**PROBLEM**.
Can you write out the whole listing exactly?
───── INFORMATION SHOWN
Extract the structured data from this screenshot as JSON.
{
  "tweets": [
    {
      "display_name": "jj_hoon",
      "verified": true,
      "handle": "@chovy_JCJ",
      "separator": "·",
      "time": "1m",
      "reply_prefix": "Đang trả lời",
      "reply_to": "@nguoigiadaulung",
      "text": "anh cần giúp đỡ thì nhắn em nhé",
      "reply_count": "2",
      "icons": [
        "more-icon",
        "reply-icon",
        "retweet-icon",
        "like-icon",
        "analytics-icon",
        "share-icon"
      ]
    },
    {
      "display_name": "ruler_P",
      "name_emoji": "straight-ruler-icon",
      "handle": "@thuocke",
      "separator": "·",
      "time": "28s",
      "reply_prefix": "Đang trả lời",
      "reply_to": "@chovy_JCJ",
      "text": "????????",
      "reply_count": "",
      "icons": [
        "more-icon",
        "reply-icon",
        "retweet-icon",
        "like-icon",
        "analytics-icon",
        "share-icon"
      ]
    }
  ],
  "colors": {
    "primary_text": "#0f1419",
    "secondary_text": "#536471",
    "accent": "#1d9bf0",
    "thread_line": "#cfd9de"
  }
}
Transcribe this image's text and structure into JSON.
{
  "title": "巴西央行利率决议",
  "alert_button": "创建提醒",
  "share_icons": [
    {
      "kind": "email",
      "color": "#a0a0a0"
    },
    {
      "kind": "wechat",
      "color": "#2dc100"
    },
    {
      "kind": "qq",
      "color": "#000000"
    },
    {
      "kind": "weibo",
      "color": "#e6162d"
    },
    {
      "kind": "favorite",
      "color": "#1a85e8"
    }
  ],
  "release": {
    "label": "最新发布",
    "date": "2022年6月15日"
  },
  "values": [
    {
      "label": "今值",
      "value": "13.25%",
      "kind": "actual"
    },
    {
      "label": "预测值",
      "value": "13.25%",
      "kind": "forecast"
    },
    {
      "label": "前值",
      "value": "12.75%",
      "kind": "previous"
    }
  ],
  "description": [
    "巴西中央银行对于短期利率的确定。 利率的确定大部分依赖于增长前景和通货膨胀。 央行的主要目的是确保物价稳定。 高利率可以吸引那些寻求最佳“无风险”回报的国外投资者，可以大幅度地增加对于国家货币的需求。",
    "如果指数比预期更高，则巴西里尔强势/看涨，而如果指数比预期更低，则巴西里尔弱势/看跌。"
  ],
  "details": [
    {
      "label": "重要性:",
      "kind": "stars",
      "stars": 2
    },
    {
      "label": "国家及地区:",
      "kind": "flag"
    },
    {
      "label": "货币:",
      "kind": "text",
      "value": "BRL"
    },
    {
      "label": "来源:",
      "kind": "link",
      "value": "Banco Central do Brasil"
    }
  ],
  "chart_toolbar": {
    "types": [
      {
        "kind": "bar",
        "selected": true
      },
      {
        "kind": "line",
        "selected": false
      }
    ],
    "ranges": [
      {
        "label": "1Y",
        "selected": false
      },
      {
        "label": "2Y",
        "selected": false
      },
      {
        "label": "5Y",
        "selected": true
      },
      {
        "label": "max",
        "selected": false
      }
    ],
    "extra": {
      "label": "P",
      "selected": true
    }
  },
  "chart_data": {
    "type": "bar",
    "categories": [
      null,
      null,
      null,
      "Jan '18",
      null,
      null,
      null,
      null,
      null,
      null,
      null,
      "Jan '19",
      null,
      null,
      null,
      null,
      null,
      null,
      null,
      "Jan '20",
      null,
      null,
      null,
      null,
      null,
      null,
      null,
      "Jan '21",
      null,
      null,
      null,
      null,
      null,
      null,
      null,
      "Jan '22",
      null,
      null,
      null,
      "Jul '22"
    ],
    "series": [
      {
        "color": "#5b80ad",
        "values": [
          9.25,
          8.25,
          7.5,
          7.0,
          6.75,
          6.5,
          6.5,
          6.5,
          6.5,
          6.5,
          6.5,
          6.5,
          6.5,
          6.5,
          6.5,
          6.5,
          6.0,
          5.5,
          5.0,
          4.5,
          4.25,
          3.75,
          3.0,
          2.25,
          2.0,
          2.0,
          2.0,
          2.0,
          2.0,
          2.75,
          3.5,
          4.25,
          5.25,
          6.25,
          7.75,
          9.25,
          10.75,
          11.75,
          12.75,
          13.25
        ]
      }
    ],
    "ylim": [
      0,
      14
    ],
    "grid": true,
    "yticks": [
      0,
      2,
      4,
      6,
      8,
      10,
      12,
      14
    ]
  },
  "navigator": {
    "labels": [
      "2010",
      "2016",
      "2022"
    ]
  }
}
──────────
**THE RESPONSE**.
Extract the structured data from this screenshot as JSON.
{
  "tweets": [
    {
      "display_name": "jj_hoon",
      "verified": true,
      "handle": "@chovy_JCJ",
      "separator": "·",
      "time": "1m",
      "reply_prefix": "Đang trả lời",
      "reply_to": "@nguoigiadaulung",
      "text": "anh cần giúp đỡ thì nhắn em nhé",
      "reply_count": "2",
      "icons": [
        "more-icon",
        "reply-icon",
        "retweet-icon",
        "like-icon",
        "analytics-icon",
        "share-icon"
      ]
    },
    {
      "display_name": "ruler_P",
      "name_emoji": "straight-ruler-icon",
      "handle": "@thuocke",
      "separator": "·",
      "time": "28s",
      "reply_prefix": "Đang trả lời",
      "reply_to": "@chovy_JCJ",
      "text": "????????",
      "reply_count": "",
      "icons": [
        "more-icon",
        "reply-icon",
        "retweet-icon",
        "like-icon",
        "analytics-icon",
        "share-icon"
      ]
    }
  ],
  "colors": {
    "primary_text": "#0f1419",
    "secondary_text": "#536471",
    "accent": "#1d9bf0",
    "thread_line": "#cfd9de"
  }
}
Transcribe this image's text and structure into JSON.
{
  "title": "巴西央行利率决议",
  "alert_button": "创建提醒",
  "share_icons": [
    {
      "kind": "email",
      "color": "#a0a0a0"
    },
    {
      "kind": "wechat",
      "color": "#2dc100"
    },
    {
      "kind": "qq",
      "color": "#000000"
    },
    {
      "kind": "weibo",
      "color": "#e6162d"
    },
    {
      "kind": "favorite",
      "color": "#1a85e8"
    }
  ],
  "release": {
    "label": "最新发布",
    "date": "2022年6月15日"
  },
  "values": [
    {
      "label": "今值",
      "value": "13.25%",
      "kind": "actual"
    },
    {
      "label": "预测值",
      "value": "13.25%",
      "kind": "forecast"
    },
    {
      "label": "前值",
      "value": "12.75%",
      "kind": "previous"
    }
  ],
  "description": [
    "巴西中央银行对于短期利率的确定。 利率的确定大部分依赖于增长前景和通货膨胀。 央行的主要目的是确保物价稳定。 高利率可以吸引那些寻求最佳“无风险”回报的国外投资者，可以大幅度地增加对于国家货币的需求。",
    "如果指数比预期更高，则巴西里尔强势/看涨，而如果指数比预期更低，则巴西里尔弱势/看跌。"
  ],
  "details": [
    {
      "label": "重要性:",
      "kind": "stars",
      "stars": 2
    },
    {
      "label": "国家及地区:",
      "kind": "flag"
    },
    {
      "label": "货币:",
      "kind": "text",
      "value": "BRL"
    },
    {
      "label": "来源:",
      "kind": "link",
      "value": "Banco Central do Brasil"
    }
  ],
  "chart_toolbar": {
    "types": [
      {
        "kind": "bar",
        "selected": true
      },
      {
        "kind": "line",
        "selected": false
      }
    ],
    "ranges": [
      {
        "label": "1Y",
        "selected": false
      },
      {
        "label": "2Y",
        "selected": false
      },
      {
        "label": "5Y",
        "selected": true
      },
      {
        "label": "max",
        "selected": false
      }
    ],
    "extra": {
      "label": "P",
      "selected": true
    }
  },
  "chart_data": {
    "type": "bar",
    "categories": [
      null,
      null,
      null,
      "Jan '18",
      null,
      null,
      null,
      null,
      null,
      null,
      null,
      "Jan '19",
      null,
      null,
      null,
      null,
      null,
      null,
      null,
      "Jan '20",
      null,
      null,
      null,
      null,
      null,
      null,
      null,
      "Jan '21",
      null,
      null,
      null,
      null,
      null,
      null,
      null,
      "Jan '22",
      null,
      null,
      null,
      "Jul '22"
    ],
    "series": [
      {
        "color": "#5b80ad",
        "values": [
          9.25,
          8.25,
          7.5,
          7.0,
          6.75,
          6.5,
          6.5,
          6.5,
          6.5,
          6.5,
          6.5,
          6.5,
          6.5,
          6.5,
          6.5,
          6.5,
          6.0,
          5.5,
          5.0,
          4.5,
          4.25,
          3.75,
          3.0,
          2.25,
          2.0,
          2.0,
          2.0,
          2.0,
          2.0,
          2.75,
          3.5,
          4.25,
          5.25,
          6.25,
          7.75,
          9.25,
          10.75,
          11.75,
          12.75,
          13.25
        ]
      }
    ],
    "ylim": [
      0,
      14
    ],
    "grid": true,
    "yticks": [
      0,
      2,
      4,
      6,
      8,
      10,
      12,
      14
    ]
  },
  "navigator": {
    "labels": [
      "2010",
      "2016",
      "2022"
    ]
  }
}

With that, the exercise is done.